__DATA__
==================================================

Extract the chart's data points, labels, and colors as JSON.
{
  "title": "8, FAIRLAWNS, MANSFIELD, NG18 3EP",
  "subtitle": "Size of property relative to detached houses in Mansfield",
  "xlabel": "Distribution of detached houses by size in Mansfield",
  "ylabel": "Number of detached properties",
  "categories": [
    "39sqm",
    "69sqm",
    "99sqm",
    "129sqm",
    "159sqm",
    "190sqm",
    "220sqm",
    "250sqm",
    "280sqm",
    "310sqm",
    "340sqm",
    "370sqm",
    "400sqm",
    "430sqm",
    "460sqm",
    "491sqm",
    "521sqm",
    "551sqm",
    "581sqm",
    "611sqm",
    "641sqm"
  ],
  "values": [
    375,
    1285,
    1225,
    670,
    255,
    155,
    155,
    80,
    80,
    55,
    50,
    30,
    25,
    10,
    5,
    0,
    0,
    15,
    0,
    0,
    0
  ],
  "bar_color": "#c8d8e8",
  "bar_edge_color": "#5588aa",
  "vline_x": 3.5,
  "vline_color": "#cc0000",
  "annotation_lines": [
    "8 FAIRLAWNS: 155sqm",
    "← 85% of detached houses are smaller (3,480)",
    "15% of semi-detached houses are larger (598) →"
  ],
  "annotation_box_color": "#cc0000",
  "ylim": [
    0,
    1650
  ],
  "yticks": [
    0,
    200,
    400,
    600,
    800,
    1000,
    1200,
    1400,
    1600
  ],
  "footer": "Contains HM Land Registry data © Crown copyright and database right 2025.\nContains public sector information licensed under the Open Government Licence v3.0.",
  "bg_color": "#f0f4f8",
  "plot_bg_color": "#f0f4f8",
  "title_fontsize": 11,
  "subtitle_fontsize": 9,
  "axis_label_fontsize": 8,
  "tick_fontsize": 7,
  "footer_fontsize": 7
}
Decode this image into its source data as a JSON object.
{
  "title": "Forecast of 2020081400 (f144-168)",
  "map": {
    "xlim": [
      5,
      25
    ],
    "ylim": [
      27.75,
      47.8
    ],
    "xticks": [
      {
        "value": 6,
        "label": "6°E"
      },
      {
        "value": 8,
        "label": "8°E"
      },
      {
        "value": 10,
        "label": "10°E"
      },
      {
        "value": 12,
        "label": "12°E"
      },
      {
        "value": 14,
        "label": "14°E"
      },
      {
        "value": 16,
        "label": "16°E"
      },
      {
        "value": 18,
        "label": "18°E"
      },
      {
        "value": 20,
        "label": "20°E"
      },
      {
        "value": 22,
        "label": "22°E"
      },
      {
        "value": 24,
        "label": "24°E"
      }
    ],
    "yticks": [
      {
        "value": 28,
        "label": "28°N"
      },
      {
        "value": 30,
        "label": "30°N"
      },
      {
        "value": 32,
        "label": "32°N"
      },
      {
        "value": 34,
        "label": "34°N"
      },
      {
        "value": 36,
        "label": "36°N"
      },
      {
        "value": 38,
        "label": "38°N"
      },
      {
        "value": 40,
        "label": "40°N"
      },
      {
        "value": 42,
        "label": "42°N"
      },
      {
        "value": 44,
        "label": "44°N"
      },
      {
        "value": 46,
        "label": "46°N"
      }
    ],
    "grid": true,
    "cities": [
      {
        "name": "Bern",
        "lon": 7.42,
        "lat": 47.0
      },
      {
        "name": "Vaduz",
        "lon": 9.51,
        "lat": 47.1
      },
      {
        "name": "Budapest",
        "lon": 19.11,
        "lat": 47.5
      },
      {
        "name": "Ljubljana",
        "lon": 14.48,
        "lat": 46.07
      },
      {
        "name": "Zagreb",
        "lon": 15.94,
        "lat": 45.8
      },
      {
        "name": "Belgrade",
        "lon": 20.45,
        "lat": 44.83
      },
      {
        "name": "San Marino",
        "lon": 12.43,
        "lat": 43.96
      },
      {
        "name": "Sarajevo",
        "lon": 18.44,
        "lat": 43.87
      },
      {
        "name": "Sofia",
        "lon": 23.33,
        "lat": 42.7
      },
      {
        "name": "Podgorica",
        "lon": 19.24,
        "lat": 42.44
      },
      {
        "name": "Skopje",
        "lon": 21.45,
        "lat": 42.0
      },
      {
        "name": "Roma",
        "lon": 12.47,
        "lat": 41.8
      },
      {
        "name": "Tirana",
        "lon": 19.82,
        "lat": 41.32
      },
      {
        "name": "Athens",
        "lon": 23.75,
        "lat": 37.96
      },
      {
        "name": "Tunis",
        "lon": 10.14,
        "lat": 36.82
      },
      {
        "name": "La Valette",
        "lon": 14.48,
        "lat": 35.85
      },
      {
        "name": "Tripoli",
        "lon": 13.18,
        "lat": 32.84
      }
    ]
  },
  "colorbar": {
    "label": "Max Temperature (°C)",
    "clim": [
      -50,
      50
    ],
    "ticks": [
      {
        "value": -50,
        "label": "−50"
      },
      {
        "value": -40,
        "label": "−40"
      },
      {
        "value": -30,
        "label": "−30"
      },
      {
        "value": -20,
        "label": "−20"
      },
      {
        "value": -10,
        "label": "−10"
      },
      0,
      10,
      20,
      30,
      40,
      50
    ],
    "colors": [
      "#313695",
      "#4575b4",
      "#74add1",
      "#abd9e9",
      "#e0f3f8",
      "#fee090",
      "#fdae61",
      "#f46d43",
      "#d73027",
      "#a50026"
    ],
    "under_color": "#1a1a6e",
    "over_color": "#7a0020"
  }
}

==================================================

__GIVEN EXERCISE__
Give the count of lines that hold the word "colors", with nothing added.

__RESULT OF THE TASK__
2